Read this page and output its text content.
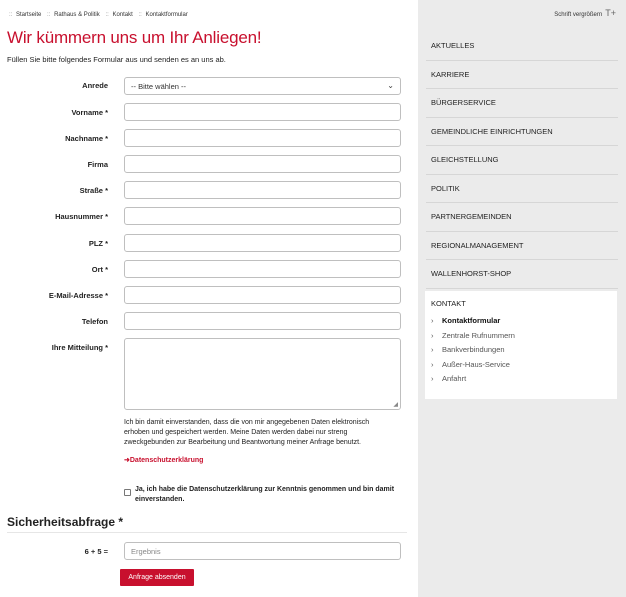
:: Startseite :: Rathaus & Politik :: Kontakt :: Kontaktformular
Wir kümmern uns um Ihr Anliegen!

Füllen Sie bitte folgendes Formular aus und senden es an uns ab.

Anrede	-- Bitte wählen --	⌄
Vorname *
Nachname *
Firma
Straße *
Hausnummer *
PLZ *
Ort *
E-Mail-Adresse *
Telefon
Ihre Mitteilung *
◢

Ich bin damit einverstanden, dass die von mir angegebenen Daten elektronisch erhoben und gespeichert werden. Meine Daten werden dabei nur streng zweckgebunden zur Bearbeitung und Beantwortung meiner Anfrage benutzt.

➜Datenschutzerklärung
Ja, ich habe die Datenschutzerklärung zur Kenntnis genommen und bin damit einverstanden.
Sicherheitsabfrage *
6 + 5 =	Ergebnis
Anfrage absenden
Schrift vergrößern T+
AKTUELLES
KARRIERE
BÜRGERSERVICE
GEMEINDLICHE EINRICHTUNGEN
GLEICHSTELLUNG
POLITIK
PARTNERGEMEINDEN
REGIONALMANAGEMENT
WALLENHORST-SHOP
KONTAKT
› Kontaktformular
› Zentrale Rufnummern
› Bankverbindungen
› Außer-Haus-Service
› Anfahrt
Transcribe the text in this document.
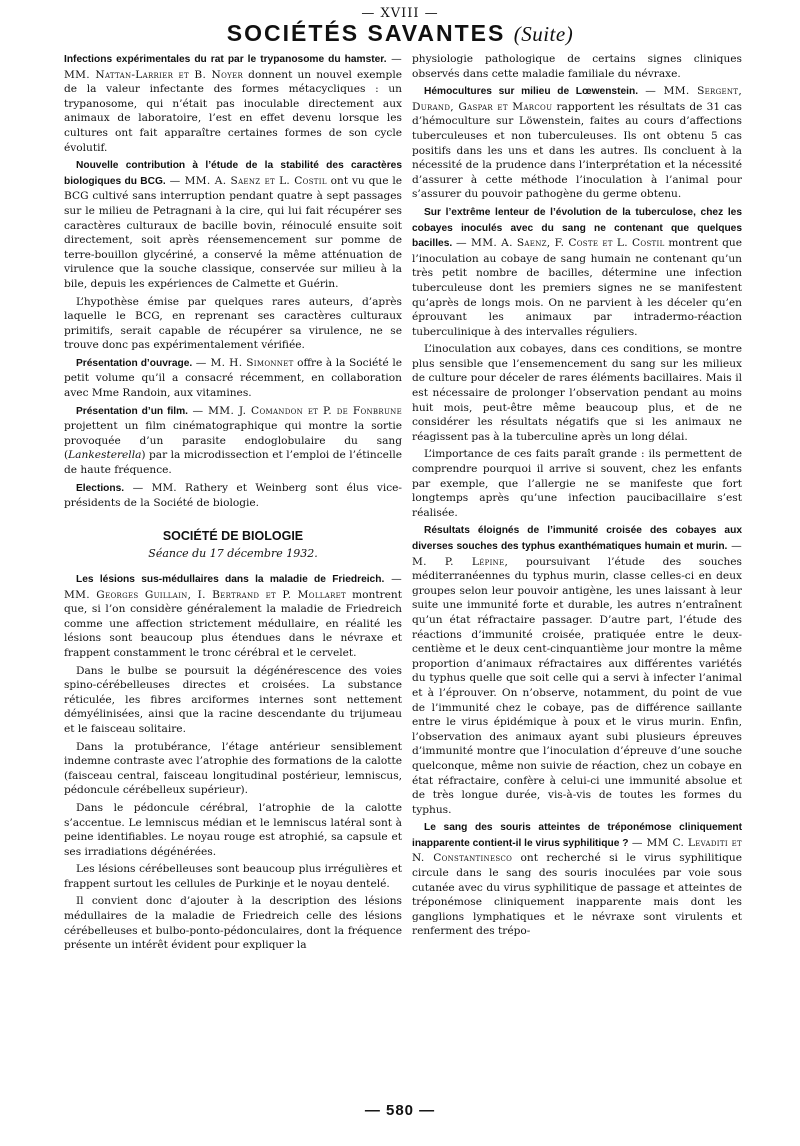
— XVIII —
SOCIÉTÉS SAVANTES (Suite)

Infections expérimentales du rat par le trypanosome du hamster. — MM. Nattan-Larrier et B. Noyer donnent un nouvel exemple de la valeur infectante des formes métacycliques : un trypanosome, qui n’était pas inoculable directement aux animaux de laboratoire, l’est en effet devenu lorsque les cultures ont fait apparaître certaines formes de son cycle évolutif.

Nouvelle contribution à l’étude de la stabilité des caractères biologiques du BCG. — MM. A. Saenz et L. Costil ont vu que le BCG cultivé sans interruption pendant quatre à sept passages sur le milieu de Petragnani à la cire, qui lui fait récupérer ses caractères culturaux de bacille bovin, réinoculé ensuite soit directement, soit après réensemencement sur pomme de terre-bouillon glycériné, a conservé la même atténuation de virulence que la souche classique, conservée sur milieu à la bile, depuis les expériences de Calmette et Guérin.

L’hypothèse émise par quelques rares auteurs, d’après laquelle le BCG, en reprenant ses caractères culturaux primitifs, serait capable de récupérer sa virulence, ne se trouve donc pas expérimentalement vérifiée.

Présentation d’ouvrage. — M. H. Simonnet offre à la Société le petit volume qu’il a consacré récemment, en collaboration avec Mme Randoin, aux vitamines.

Présentation d’un film. — MM. J. Comandon et P. de Fonbrune projettent un film cinématographique qui montre la sortie provoquée d’un parasite endoglobulaire du sang (Lankesterella) par la microdissection et l’emploi de l’étincelle de haute fréquence.

Elections. — MM. Rathery et Weinberg sont élus vice-présidents de la Société de biologie.

SOCIÉTÉ DE BIOLOGIE
Séance du 17 décembre 1932.

Les lésions sus-médullaires dans la maladie de Friedreich. — MM. Georges Guillain, I. Bertrand et P. Mollaret montrent que, si l’on considère généralement la maladie de Friedreich comme une affection strictement médullaire, en réalité les lésions sont beaucoup plus étendues dans le névraxe et frappent constamment le tronc cérébral et le cervelet.

Dans le bulbe se poursuit la dégénérescence des voies spino-cérébelleuses directes et croisées. La substance réticulée, les fibres arciformes internes sont nettement démyélinisées, ainsi que la racine descendante du trijumeau et le faisceau solitaire.

Dans la protubérance, l’étage antérieur sensiblement indemne contraste avec l’atrophie des formations de la calotte (faisceau central, faisceau longitudinal postérieur, lemniscus, pédoncule cérébelleux supérieur).

Dans le pédoncule cérébral, l’atrophie de la calotte s’accentue. Le lemniscus médian et le lemniscus latéral sont à peine identifiables. Le noyau rouge est atrophié, sa capsule et ses irradiations dégénérées.

Les lésions cérébelleuses sont beaucoup plus irrégulières et frappent surtout les cellules de Purkinje et le noyau dentelé.

Il convient donc d’ajouter à la description des lésions médullaires de la maladie de Friedreich celle des lésions cérébelleuses et bulbo-ponto-pédonculaires, dont la fréquence présente un intérêt évident pour expliquer la

physiologie pathologique de certains signes cliniques observés dans cette maladie familiale du névraxe.

Hémocultures sur milieu de Lœwenstein. — MM. Sergent, Durand, Gaspar et Marcou rapportent les résultats de 31 cas d’hémoculture sur Löwenstein, faites au cours d’affections tuberculeuses et non tuberculeuses. Ils ont obtenu 5 cas positifs dans les uns et dans les autres. Ils concluent à la nécessité de la prudence dans l’interprétation et la nécessité d’assurer à cette méthode l’inoculation à l’animal pour s’assurer du pouvoir pathogène du germe obtenu.

Sur l’extrême lenteur de l’évolution de la tuberculose, chez les cobayes inoculés avec du sang ne contenant que quelques bacilles. — MM. A. Saenz, F. Coste et L. Costil montrent que l’inoculation au cobaye de sang humain ne contenant qu’un très petit nombre de bacilles, détermine une infection tuberculeuse dont les premiers signes ne se manifestent qu’après de longs mois. On ne parvient à les déceler qu’en éprouvant les animaux par intradermo-réaction tuberculinique à des intervalles réguliers.

L’inoculation aux cobayes, dans ces conditions, se montre plus sensible que l’ensemencement du sang sur les milieux de culture pour déceler de rares éléments bacillaires. Mais il est nécessaire de prolonger l’observation pendant au moins huit mois, peut-être même beaucoup plus, et de ne considérer les résultats négatifs que si les animaux ne réagissent pas à la tuberculine après un long délai.

L’importance de ces faits paraît grande : ils permettent de comprendre pourquoi il arrive si souvent, chez les enfants par exemple, que l’allergie ne se manifeste que fort longtemps après qu’une infection paucibacillaire s’est réalisée.

Résultats éloignés de l’immunité croisée des cobayes aux diverses souches des typhus exanthématiques humain et murin. — M. P. Lépine, poursuivant l’étude des souches méditerranéennes du typhus murin, classe celles-ci en deux groupes selon leur pouvoir antigène, les unes laissant à leur suite une immunité forte et durable, les autres n’entraînent qu’un état réfractaire passager. D’autre part, l’étude des réactions d’immunité croisée, pratiquée entre le deux-centième et le deux cent-cinquantième jour montre la même proportion d’animaux réfractaires aux différentes variétés du typhus quelle que soit celle qui a servi à infecter l’animal et à l’éprouver. On n’observe, notamment, du point de vue de l’immunité chez le cobaye, pas de différence saillante entre le virus épidémique à poux et le virus murin. Enfin, l’observation des animaux ayant subi plusieurs épreuves d’immunité montre que l’inoculation d’épreuve d’une souche quelconque, même non suivie de réaction, chez un cobaye en état réfractaire, confère à celui-ci une immunité absolue et de très longue durée, vis-à-vis de toutes les formes du typhus.

Le sang des souris atteintes de tréponémose cliniquement inapparente contient-il le virus syphilitique ? — MM C. Levaditi et N. Constantinesco ont recherché si le virus syphilitique circule dans le sang des souris inoculées par voie sous cutanée avec du virus syphilitique de passage et atteintes de tréponémose cliniquement inapparente mais dont les ganglions lymphatiques et le névraxe sont virulents et renferment des trépo-

— 580 —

• [WHAT IS EXPECTED] Search the records above for the word "Anfrage", then say how many lines contain it. Give the number alone.

• [RESULT BELOW] 2